Spatial annotation records:
<<<<

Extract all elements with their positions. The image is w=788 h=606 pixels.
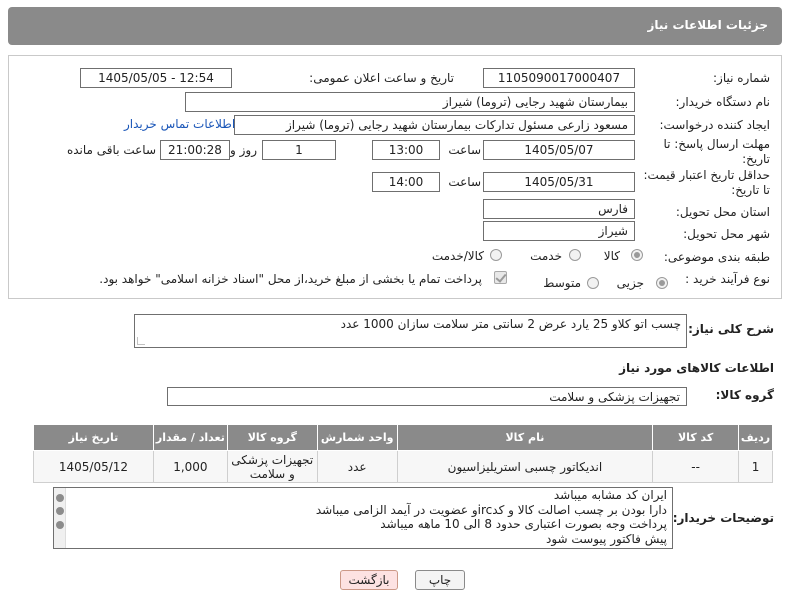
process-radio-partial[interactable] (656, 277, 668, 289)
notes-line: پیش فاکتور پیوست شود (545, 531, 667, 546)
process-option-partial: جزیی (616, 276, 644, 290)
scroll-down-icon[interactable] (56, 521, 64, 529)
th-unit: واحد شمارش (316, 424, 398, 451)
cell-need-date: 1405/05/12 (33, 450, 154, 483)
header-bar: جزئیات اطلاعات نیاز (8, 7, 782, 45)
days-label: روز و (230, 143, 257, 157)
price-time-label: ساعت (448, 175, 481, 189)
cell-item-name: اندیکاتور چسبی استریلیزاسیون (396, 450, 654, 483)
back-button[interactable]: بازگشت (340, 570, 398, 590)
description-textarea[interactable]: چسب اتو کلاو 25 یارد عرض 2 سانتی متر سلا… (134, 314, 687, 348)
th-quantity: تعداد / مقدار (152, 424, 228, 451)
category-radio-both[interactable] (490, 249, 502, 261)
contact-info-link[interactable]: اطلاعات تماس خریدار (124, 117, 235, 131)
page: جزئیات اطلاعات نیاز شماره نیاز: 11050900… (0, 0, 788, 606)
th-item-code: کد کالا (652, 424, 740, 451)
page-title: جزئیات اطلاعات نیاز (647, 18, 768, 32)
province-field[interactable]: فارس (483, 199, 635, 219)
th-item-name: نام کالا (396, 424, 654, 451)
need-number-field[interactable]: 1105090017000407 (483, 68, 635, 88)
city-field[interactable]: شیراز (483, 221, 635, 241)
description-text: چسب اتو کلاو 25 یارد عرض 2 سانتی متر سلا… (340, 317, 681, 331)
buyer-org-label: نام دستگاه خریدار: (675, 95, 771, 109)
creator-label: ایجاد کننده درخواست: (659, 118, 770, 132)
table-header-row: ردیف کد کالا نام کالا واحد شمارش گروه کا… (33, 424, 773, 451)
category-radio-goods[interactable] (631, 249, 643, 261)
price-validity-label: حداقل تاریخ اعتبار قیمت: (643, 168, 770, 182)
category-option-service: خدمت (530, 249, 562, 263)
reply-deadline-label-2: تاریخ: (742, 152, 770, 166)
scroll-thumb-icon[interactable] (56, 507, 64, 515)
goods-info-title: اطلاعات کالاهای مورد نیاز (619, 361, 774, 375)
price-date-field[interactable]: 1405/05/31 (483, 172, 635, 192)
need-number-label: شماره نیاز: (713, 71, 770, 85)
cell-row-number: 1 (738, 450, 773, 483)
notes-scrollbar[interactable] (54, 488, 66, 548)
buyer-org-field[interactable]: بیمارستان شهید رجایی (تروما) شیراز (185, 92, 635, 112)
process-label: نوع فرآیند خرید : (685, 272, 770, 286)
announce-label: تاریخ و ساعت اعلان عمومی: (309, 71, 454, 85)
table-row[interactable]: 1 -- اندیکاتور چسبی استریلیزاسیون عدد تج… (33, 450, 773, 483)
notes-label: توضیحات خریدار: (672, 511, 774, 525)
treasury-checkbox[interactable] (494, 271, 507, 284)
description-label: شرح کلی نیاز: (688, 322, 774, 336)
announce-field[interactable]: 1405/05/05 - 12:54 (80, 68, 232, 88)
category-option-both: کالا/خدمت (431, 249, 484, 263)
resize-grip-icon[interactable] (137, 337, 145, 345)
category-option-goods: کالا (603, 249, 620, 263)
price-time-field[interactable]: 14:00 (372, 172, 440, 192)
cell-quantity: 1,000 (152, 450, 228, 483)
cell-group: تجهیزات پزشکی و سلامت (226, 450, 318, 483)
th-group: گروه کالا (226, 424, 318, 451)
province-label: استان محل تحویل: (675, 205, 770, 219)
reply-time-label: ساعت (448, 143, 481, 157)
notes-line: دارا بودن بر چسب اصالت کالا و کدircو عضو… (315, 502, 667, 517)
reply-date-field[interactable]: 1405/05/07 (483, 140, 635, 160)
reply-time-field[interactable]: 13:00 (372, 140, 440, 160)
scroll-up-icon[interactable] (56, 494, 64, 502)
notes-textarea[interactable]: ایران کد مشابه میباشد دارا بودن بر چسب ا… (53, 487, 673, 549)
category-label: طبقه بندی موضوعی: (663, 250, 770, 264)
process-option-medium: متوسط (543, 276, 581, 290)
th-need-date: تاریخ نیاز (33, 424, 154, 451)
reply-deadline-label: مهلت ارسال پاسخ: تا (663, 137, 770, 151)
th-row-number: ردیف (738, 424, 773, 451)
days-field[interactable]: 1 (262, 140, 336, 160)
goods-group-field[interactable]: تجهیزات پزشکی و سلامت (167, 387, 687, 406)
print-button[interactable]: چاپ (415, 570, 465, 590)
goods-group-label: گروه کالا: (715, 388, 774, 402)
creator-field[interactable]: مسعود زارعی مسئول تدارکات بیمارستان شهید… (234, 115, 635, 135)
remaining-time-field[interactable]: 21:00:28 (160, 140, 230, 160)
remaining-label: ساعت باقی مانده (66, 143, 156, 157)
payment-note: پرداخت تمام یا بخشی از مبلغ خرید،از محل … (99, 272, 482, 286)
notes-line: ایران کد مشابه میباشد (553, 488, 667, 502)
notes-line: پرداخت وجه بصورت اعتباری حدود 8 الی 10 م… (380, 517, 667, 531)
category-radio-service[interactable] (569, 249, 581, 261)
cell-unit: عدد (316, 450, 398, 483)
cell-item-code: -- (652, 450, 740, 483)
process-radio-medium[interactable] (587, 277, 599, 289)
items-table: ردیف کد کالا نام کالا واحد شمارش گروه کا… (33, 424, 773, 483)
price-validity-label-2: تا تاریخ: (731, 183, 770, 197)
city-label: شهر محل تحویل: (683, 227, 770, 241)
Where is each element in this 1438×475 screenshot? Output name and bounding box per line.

>>>>

■ Stated problem ■
Please rewrite the records, substituting "clickable" for every "interactable" and keeping everything else the same. Leave the pictures out.

■ Final answer ■
Extract all elements with their positions. The image is w=788 h=606 pixels.
process-radio-partial[clickable] (656, 277, 668, 289)
notes-line: پیش فاکتور پیوست شود (545, 531, 667, 546)
process-option-partial: جزیی (616, 276, 644, 290)
scroll-down-icon[clickable] (56, 521, 64, 529)
th-unit: واحد شمارش (316, 424, 398, 451)
cell-need-date: 1405/05/12 (33, 450, 154, 483)
header-bar: جزئیات اطلاعات نیاز (8, 7, 782, 45)
days-label: روز و (230, 143, 257, 157)
price-time-label: ساعت (448, 175, 481, 189)
cell-item-name: اندیکاتور چسبی استریلیزاسیون (396, 450, 654, 483)
back-button[clickable]: بازگشت (340, 570, 398, 590)
description-textarea[clickable]: چسب اتو کلاو 25 یارد عرض 2 سانتی متر سلا… (134, 314, 687, 348)
th-quantity: تعداد / مقدار (152, 424, 228, 451)
category-radio-both[clickable] (490, 249, 502, 261)
contact-info-link[clickable]: اطلاعات تماس خریدار (124, 117, 235, 131)
page: جزئیات اطلاعات نیاز شماره نیاز: 11050900… (0, 0, 788, 606)
th-item-code: کد کالا (652, 424, 740, 451)
page-title: جزئیات اطلاعات نیاز (647, 18, 768, 32)
province-field[clickable]: فارس (483, 199, 635, 219)
th-item-name: نام کالا (396, 424, 654, 451)
need-number-field[clickable]: 1105090017000407 (483, 68, 635, 88)
city-field[clickable]: شیراز (483, 221, 635, 241)
description-text: چسب اتو کلاو 25 یارد عرض 2 سانتی متر سلا… (340, 317, 681, 331)
buyer-org-label: نام دستگاه خریدار: (675, 95, 771, 109)
creator-label: ایجاد کننده درخواست: (659, 118, 770, 132)
table-header-row: ردیف کد کالا نام کالا واحد شمارش گروه کا… (33, 424, 773, 451)
category-radio-goods[clickable] (631, 249, 643, 261)
price-validity-label: حداقل تاریخ اعتبار قیمت: (643, 168, 770, 182)
category-option-service: خدمت (530, 249, 562, 263)
reply-deadline-label-2: تاریخ: (742, 152, 770, 166)
scroll-thumb-icon[clickable] (56, 507, 64, 515)
goods-info-title: اطلاعات کالاهای مورد نیاز (619, 361, 774, 375)
price-date-field[clickable]: 1405/05/31 (483, 172, 635, 192)
need-number-label: شماره نیاز: (713, 71, 770, 85)
cell-row-number: 1 (738, 450, 773, 483)
notes-scrollbar[clickable] (54, 488, 66, 548)
buyer-org-field[clickable]: بیمارستان شهید رجایی (تروما) شیراز (185, 92, 635, 112)
process-label: نوع فرآیند خرید : (685, 272, 770, 286)
announce-label: تاریخ و ساعت اعلان عمومی: (309, 71, 454, 85)
table-row[clickable]: 1 -- اندیکاتور چسبی استریلیزاسیون عدد تج… (33, 450, 773, 483)
notes-label: توضیحات خریدار: (672, 511, 774, 525)
treasury-checkbox[clickable] (494, 271, 507, 284)
description-label: شرح کلی نیاز: (688, 322, 774, 336)
announce-field[clickable]: 1405/05/05 - 12:54 (80, 68, 232, 88)
category-option-both: کالا/خدمت (431, 249, 484, 263)
resize-grip-icon[clickable] (137, 337, 145, 345)
category-option-goods: کالا (603, 249, 620, 263)
price-time-field[clickable]: 14:00 (372, 172, 440, 192)
cell-quantity: 1,000 (152, 450, 228, 483)
cell-group: تجهیزات پزشکی و سلامت (226, 450, 318, 483)
th-group: گروه کالا (226, 424, 318, 451)
province-label: استان محل تحویل: (675, 205, 770, 219)
reply-time-label: ساعت (448, 143, 481, 157)
notes-line: دارا بودن بر چسب اصالت کالا و کدircو عضو… (315, 502, 667, 517)
reply-date-field[clickable]: 1405/05/07 (483, 140, 635, 160)
reply-time-field[clickable]: 13:00 (372, 140, 440, 160)
scroll-up-icon[clickable] (56, 494, 64, 502)
notes-textarea[clickable]: ایران کد مشابه میباشد دارا بودن بر چسب ا… (53, 487, 673, 549)
category-label: طبقه بندی موضوعی: (663, 250, 770, 264)
process-option-medium: متوسط (543, 276, 581, 290)
th-need-date: تاریخ نیاز (33, 424, 154, 451)
reply-deadline-label: مهلت ارسال پاسخ: تا (663, 137, 770, 151)
th-row-number: ردیف (738, 424, 773, 451)
days-field[clickable]: 1 (262, 140, 336, 160)
goods-group-field[clickable]: تجهیزات پزشکی و سلامت (167, 387, 687, 406)
print-button[clickable]: چاپ (415, 570, 465, 590)
goods-group-label: گروه کالا: (715, 388, 774, 402)
creator-field[clickable]: مسعود زارعی مسئول تدارکات بیمارستان شهید… (234, 115, 635, 135)
remaining-time-field[clickable]: 21:00:28 (160, 140, 230, 160)
remaining-label: ساعت باقی مانده (66, 143, 156, 157)
payment-note: پرداخت تمام یا بخشی از مبلغ خرید،از محل … (99, 272, 482, 286)
notes-line: ایران کد مشابه میباشد (553, 488, 667, 502)
notes-line: پرداخت وجه بصورت اعتباری حدود 8 الی 10 م… (380, 517, 667, 531)
category-radio-service[clickable] (569, 249, 581, 261)
cell-unit: عدد (316, 450, 398, 483)
cell-item-code: -- (652, 450, 740, 483)
process-radio-medium[clickable] (587, 277, 599, 289)
items-table: ردیف کد کالا نام کالا واحد شمارش گروه کا… (33, 424, 773, 483)
price-validity-label-2: تا تاریخ: (731, 183, 770, 197)
city-label: شهر محل تحویل: (683, 227, 770, 241)
Where is each element in this 1438×475 screenshot? Output name and bounding box per line.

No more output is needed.